▶ [TRECHO DA PÁGINA]
______________________________
O estudo do componente indígena aponta a
necessidade de remoção de 85 a 200 pessoas de apenas uma área indígena chamada
de Boa Fé, que sofrerá com os alagamentos. O levantamento justifica essa
imprecisão alegando a “transitoriedade dos indígenas”. Na avaliação de
técnicos, esses pontos indicam que o reservatório da usina de São Luiz do
Tapajós claramente está dentro das reservas indígenas, o que seria
inconstitucional segundo o artigo 231, parágrafo 5o da Constituição Federal.
Esse parágrafo prevê que “é vedada a remoção
dos grupos indígenas de suas terras, salvo, ‘ad referendum’ (com aval) do
Congresso Nacional, em caso de catástrofe ou epidemia que ponha em risco sua
população, ou no interesse da soberania do País, após deliberação do Congresso
Nacional, garantido, em qualquer hipótese, o retorno imediato logo que cesse o
risco”. A construção da hidrelétrica, portanto, não está incluída nessas
previsões.
Especialistas que tiveram acesso ao ECI
também apontam que os índios afetados teriam sido ouvidos apenas fora das
terras indígenas. O ECI informa que “as manifestações diretas dos mundurukus
foram coletadas junto a indivíduos e lideranças da etnia que se propuseram a
conversar e participar de entrevistas informais fora de suas terras e em locais
sempre determinados por eles”. O texto ainda reconhece “restrições de acesso as
áreas indígenas”.
Procurada, a Eletrobras informou que,
enquanto coordenadora do Grupo de Estudos Tapajós, concluiu e encaminhou o
Estudo de Impacto Ambiental (EIA-Rima) ao Ibama seguindo as orientações do
órgão ambiental. “No momento, o documento e seus anexos estão em análise pelas
instituições participantes do licenciamento e, por isso, a Eletrobras não vai
se manifestar sobre a documentação em análise.”
O leilão da usina de São Luiz do Tapajós foi
previsto para 15 de dezembro em portaria do Ministério de Minas e Energia do
dia 12 de setembro, mas foi revogado na semana seguinte, exatamente para
aperfeiçoamento dos estudos de impacto sobre as etnias indígenas. A usina seria
a maior a ser leiloada no governo Dilma Rousseff, com previsão de orçamento de
R$ 30,6 bilhões.
______________________________
▶ [EXTRATO DE DADOS]
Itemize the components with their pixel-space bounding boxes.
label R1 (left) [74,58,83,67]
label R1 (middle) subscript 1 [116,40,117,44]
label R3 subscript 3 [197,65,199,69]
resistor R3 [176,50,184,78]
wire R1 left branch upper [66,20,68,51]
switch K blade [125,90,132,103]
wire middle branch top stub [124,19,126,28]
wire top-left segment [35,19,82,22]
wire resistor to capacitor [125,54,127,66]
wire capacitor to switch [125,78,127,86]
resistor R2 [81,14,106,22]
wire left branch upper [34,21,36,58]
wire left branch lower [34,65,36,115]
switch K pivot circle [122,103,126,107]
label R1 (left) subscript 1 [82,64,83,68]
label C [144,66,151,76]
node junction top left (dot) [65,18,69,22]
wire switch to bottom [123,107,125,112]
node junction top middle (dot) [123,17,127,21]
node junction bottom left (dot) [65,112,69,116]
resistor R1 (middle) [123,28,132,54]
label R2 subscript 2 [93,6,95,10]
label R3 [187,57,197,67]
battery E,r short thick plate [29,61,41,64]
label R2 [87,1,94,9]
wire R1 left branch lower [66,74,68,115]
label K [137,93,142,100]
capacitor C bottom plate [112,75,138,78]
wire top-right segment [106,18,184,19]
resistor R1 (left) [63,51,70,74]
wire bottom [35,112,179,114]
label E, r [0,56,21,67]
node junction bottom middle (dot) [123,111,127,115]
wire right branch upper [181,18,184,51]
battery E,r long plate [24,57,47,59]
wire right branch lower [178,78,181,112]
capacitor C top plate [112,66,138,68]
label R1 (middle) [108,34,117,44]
______________________________
▶ [INSTRUÇÕES DE TRABALHO]
**A.** Quais entidades (órgãos públicos, empresas ou grupos) o texto sobre a usina de São Luiz do Tapajós cita pelo nome?
**B.** Repita o trecho do texto sobre a usina de São Luiz do Tapajós que vai de "O estudo do" até "da Constituição Federal.", incluindo este último.

▶ [RESPOSTAS DAS TAREFAS]
**A.**
- Congresso Nacional
- Eletrobras
- Grupo de Estudos Tapajós
- Ibama
- Ministério de Minas e Energia

**B.**
O estudo do componente indígena aponta a
necessidade de remoção de 85 a 200 pessoas de apenas uma área indígena chamada
de Boa Fé, que sofrerá com os alagamentos. O levantamento justifica essa
imprecisão alegando a “transitoriedade dos indígenas”. Na avaliação de
técnicos, esses pontos indicam que o reservatório da usina de São Luiz do
Tapajós claramente está dentro das reservas indígenas, o que seria
inconstitucional segundo o artigo 231, parágrafo 5o da Constituição Federal.